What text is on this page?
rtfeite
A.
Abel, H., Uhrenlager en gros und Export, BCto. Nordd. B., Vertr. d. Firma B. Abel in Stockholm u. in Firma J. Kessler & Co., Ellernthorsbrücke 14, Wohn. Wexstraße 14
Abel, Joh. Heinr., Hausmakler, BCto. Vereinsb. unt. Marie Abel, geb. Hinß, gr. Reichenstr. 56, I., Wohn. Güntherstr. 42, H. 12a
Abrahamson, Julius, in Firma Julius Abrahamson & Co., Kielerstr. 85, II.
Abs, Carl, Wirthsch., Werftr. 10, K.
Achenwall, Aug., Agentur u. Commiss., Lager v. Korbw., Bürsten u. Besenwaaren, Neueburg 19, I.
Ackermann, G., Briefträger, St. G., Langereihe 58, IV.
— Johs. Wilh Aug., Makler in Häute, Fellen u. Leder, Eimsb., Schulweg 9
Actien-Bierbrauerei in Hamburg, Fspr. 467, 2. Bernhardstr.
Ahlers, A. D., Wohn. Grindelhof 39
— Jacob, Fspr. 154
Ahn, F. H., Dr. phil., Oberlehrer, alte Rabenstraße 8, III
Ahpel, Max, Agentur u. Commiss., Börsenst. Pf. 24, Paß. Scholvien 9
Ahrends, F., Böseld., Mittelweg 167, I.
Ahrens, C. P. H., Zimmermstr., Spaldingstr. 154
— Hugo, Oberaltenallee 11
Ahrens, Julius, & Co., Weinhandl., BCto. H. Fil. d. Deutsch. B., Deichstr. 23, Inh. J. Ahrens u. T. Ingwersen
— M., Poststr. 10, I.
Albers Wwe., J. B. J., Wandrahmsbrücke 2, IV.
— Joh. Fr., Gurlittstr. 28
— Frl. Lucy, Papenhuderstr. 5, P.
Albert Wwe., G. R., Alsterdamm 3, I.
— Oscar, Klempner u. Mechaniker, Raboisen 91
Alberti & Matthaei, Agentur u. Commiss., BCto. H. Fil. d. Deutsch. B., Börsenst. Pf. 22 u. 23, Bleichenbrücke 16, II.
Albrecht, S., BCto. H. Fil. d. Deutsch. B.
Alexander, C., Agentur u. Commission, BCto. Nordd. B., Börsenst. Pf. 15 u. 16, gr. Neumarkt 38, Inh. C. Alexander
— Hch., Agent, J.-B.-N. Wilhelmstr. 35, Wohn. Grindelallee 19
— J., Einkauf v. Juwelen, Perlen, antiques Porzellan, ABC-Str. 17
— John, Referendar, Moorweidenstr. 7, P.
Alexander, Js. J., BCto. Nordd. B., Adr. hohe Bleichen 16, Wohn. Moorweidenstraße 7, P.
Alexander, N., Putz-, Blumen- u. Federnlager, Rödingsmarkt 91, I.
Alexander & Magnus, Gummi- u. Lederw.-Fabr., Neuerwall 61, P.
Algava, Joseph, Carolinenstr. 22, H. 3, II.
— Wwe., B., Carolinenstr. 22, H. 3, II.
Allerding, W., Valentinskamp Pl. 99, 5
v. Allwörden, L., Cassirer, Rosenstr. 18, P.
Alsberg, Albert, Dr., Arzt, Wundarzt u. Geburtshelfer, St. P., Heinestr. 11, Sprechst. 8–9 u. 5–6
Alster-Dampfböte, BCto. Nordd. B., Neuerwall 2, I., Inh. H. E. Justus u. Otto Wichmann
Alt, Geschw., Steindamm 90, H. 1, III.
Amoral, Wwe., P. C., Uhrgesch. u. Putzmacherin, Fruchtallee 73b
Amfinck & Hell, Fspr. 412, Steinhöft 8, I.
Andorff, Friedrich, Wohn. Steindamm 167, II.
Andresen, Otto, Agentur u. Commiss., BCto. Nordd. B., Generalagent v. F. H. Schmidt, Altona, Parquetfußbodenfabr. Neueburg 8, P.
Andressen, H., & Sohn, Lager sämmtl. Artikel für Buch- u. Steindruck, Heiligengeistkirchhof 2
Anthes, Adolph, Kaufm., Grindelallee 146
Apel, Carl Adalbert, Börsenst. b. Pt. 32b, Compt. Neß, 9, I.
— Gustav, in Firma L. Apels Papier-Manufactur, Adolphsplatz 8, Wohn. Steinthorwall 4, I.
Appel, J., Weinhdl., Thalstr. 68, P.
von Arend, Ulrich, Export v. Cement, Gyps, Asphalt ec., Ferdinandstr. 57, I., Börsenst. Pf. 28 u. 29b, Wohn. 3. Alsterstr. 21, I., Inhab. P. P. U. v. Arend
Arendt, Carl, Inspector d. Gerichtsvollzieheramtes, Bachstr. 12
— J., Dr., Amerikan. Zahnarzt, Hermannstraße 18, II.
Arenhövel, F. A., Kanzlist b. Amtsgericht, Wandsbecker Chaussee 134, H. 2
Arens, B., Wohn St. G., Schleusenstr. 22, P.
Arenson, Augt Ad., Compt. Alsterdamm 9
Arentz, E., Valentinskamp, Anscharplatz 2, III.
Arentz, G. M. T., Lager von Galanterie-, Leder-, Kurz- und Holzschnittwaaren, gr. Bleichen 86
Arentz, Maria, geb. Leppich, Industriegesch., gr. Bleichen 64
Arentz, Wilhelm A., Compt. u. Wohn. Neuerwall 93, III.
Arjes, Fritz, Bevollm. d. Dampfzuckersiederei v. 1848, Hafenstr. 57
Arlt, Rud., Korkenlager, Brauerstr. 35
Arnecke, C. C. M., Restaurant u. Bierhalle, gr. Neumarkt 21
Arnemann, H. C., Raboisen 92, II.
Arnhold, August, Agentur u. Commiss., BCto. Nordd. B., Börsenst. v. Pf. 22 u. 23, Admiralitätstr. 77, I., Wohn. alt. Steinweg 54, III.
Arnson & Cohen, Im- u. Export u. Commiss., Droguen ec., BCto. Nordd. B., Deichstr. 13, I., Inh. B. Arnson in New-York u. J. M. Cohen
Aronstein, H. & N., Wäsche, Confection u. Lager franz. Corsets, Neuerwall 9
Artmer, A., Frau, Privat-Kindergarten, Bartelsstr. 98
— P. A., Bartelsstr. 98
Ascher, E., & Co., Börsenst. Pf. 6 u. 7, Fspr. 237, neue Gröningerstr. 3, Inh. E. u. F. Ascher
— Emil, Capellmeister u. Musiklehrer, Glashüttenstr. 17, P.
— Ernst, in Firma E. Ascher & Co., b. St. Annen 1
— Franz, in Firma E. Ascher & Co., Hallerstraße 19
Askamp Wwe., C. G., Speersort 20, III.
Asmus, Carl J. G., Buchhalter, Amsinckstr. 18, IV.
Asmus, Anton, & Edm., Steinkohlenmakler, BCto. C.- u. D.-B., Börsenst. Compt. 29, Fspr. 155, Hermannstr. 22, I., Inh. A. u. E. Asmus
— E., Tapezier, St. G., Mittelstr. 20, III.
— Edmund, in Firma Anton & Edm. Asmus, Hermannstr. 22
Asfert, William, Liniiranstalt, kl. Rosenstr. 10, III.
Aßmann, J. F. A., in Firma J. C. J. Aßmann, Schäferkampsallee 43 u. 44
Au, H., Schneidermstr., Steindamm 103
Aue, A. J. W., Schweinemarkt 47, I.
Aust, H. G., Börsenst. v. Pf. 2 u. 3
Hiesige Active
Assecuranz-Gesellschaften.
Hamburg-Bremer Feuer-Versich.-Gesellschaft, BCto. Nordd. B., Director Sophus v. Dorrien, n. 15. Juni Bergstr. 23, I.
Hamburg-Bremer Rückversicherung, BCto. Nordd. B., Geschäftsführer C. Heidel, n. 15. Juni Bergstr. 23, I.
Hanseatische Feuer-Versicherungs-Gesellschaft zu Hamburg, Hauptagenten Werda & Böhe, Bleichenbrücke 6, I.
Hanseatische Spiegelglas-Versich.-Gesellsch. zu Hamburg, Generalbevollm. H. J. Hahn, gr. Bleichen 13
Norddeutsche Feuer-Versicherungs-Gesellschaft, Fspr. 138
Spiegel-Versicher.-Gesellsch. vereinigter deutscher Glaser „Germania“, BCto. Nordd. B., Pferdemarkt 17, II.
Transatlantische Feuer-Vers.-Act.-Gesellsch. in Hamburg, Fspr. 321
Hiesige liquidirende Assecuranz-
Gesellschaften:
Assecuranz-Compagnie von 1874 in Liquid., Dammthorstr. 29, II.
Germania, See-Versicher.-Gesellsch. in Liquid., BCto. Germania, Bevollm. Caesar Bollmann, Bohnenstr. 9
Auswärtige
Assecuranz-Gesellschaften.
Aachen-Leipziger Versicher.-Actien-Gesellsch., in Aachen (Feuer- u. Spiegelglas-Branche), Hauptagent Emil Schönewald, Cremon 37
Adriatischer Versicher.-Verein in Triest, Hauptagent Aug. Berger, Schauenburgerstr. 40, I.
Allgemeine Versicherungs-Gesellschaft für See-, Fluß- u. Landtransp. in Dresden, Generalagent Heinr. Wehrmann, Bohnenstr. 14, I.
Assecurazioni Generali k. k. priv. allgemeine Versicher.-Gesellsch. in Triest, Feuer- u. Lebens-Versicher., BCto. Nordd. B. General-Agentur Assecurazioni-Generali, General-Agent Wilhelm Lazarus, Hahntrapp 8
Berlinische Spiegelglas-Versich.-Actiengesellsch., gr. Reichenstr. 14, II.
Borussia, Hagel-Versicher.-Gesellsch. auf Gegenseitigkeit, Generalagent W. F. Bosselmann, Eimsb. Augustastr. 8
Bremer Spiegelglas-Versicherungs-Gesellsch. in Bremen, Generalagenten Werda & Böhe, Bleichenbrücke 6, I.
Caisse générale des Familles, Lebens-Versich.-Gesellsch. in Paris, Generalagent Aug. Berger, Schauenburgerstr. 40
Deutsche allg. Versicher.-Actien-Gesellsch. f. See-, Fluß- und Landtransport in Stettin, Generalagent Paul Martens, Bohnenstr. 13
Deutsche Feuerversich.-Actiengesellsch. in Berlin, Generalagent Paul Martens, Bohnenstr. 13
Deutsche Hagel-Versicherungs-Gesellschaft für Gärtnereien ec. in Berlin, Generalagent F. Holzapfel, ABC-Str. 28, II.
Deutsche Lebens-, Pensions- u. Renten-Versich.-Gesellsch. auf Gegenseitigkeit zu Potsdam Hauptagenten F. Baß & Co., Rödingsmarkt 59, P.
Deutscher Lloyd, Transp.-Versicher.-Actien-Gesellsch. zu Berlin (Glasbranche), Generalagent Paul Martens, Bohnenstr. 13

Your objective
Reply with the number of lines in the material above that contain "Abel", and nothing more.

Solution
2